● Instructions to follow: Tally every line of the material that includes "frac", then give the tally and nothing else.

Lines of data
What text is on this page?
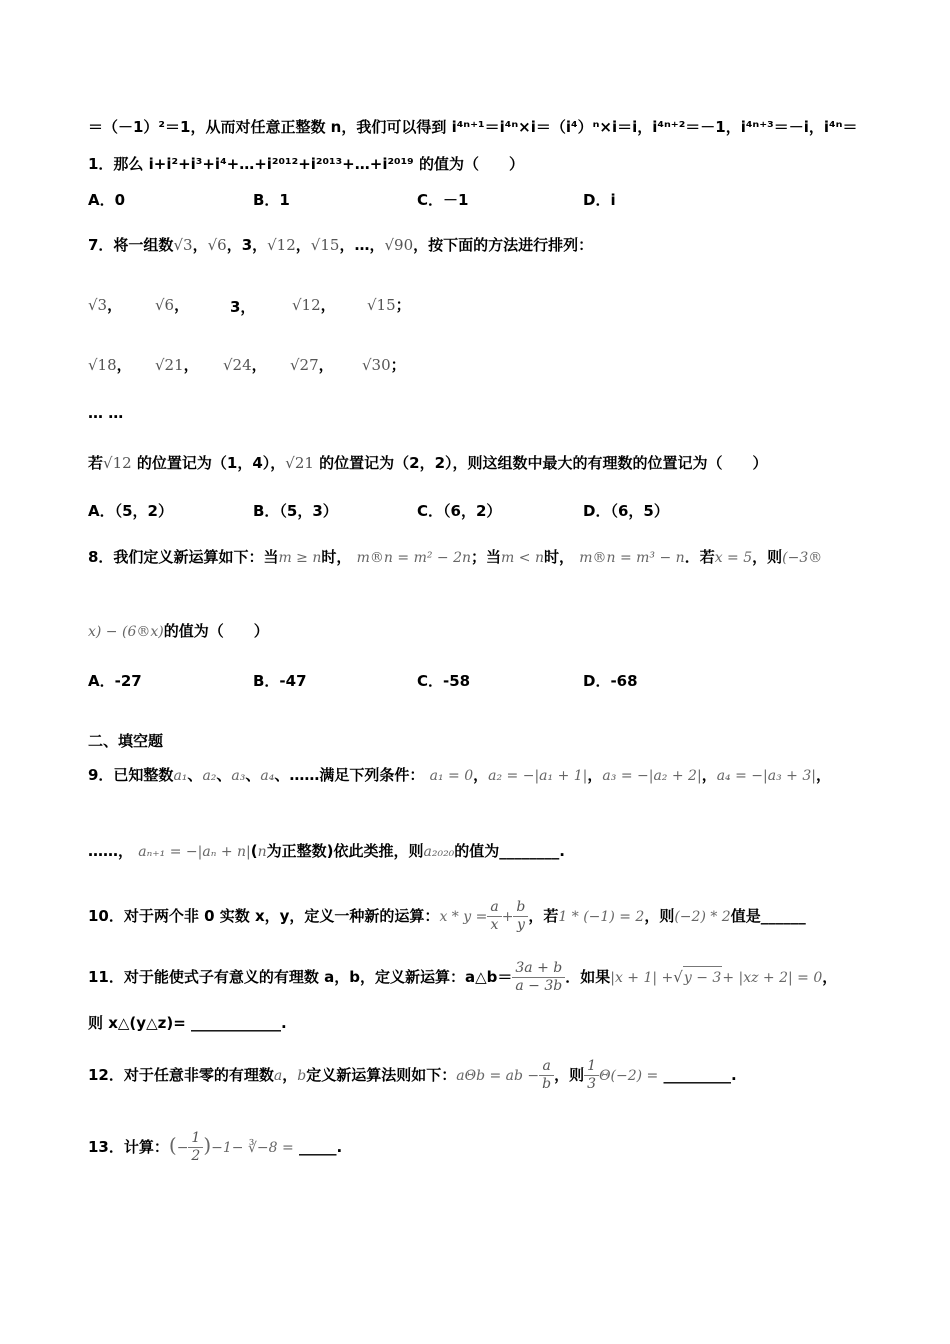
＝（－1）²＝1，从而对任意正整数 n，我们可以得到 i⁴ⁿ⁺¹＝i⁴ⁿ×i＝（i⁴）ⁿ×i＝i，i⁴ⁿ⁺²＝－1，i⁴ⁿ⁺³＝－i，i⁴ⁿ＝
1．那么 i+i²+i³+i⁴+…+i²⁰¹²+i²⁰¹³+…+i²⁰¹⁹ 的值为（　　）
A．0	B．1	C．－1	D．i
7．将一组数√3，√6，3，√12，√15，…，√90，按下面的方法进行排列：
√3， √6，	3， √12， √15；
√18， √21， √24， √27， √30；
… …
若√12 的位置记为（1，4），√21 的位置记为（2，2），则这组数中最大的有理数的位置记为（　　）
A．（5，2）	B．（5，3）	C．（6，2）	D．（6，5）
8．我们定义新运算如下：当m ≥ n时， m®n = m² − 2n；当m < n时， m®n = m³ − n．若x = 5，则(−3®
x) − (6®x)的值为（　　）
A．-27	B．-47	C．-58	D．-68
二、填空题
9．已知整数a₁、a₂、a₃、a₄、……满足下列条件： a₁ = 0，a₂ = −|a₁ + 1|，a₃ = −|a₂ + 2|，a₄ = −|a₃ + 3|，
……， aₙ₊₁ = −|aₙ + n|(n为正整数)依此类推，则a₂₀₂₀的值为________.
10．对于两个非 0 实数 x，y，定义一种新的运算：$x * y = \frac{a}{x} + \frac{b}{y}$ ，若1 * (−1) = 2，则(−2) * 2值是______
11．对于能使式子有意义的有理数 a，b，定义新运算：a△b＝ $\frac{3a + b}{a - 3b}$ ．如果|x + 1| +√y − 3+ |xz + 2| = 0，
则 x△(y△z)= ____________.
12．对于任意非零的有理数a，b定义新运算法则如下：aΘb = ab − $\frac{a}{b}$ ，则 $\frac{1}{3} \Theta(-2)$ = _________.
13．计算：(− $\frac{1}{2} )-1-$ ∛−8 = _____.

● The completed task: 4